>>

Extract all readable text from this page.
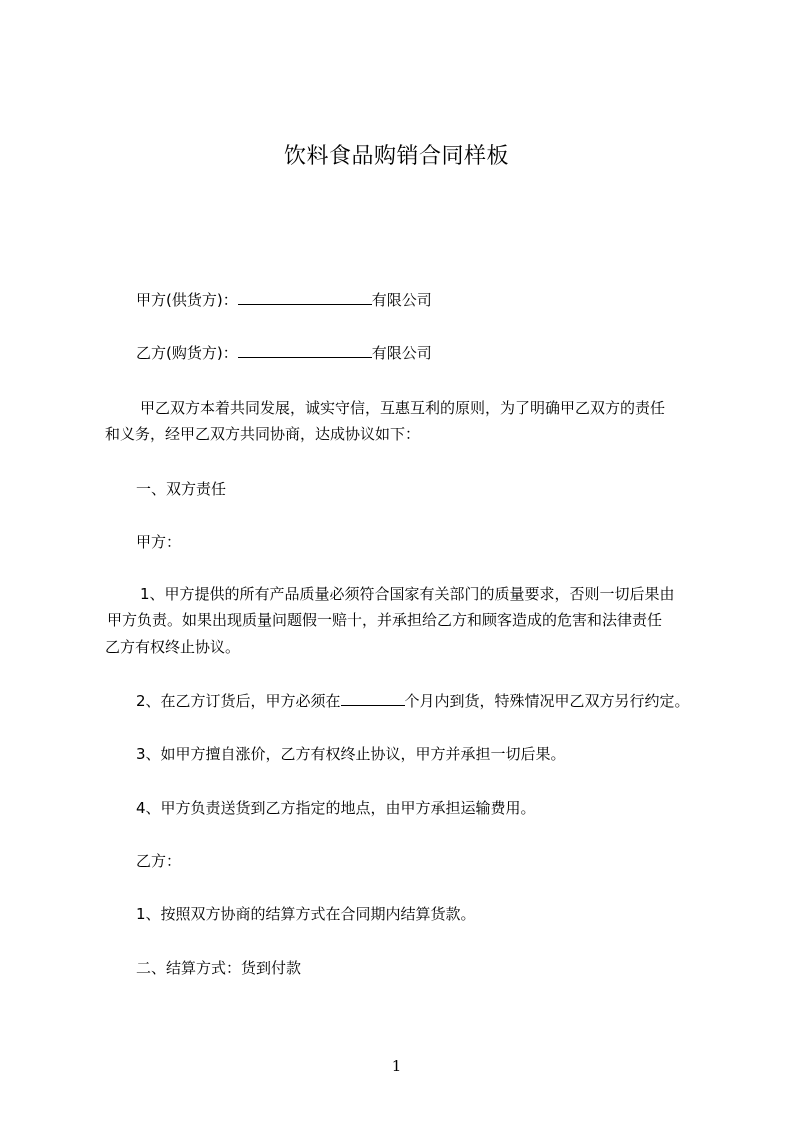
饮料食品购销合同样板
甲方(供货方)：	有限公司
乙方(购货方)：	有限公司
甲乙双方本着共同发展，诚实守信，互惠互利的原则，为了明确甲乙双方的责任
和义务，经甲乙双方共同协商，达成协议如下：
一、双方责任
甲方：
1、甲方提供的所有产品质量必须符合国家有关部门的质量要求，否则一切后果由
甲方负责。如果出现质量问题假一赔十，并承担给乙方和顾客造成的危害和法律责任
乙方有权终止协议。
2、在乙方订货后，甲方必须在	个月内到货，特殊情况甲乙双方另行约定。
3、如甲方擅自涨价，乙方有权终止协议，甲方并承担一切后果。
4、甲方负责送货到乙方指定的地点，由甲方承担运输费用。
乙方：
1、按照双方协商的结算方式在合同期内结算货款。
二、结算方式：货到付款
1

<<

§ **Aim of the task**
How many lines in the records above hold the word "乙方有权终止协议"? Give only the number.

§ **Task answer**
2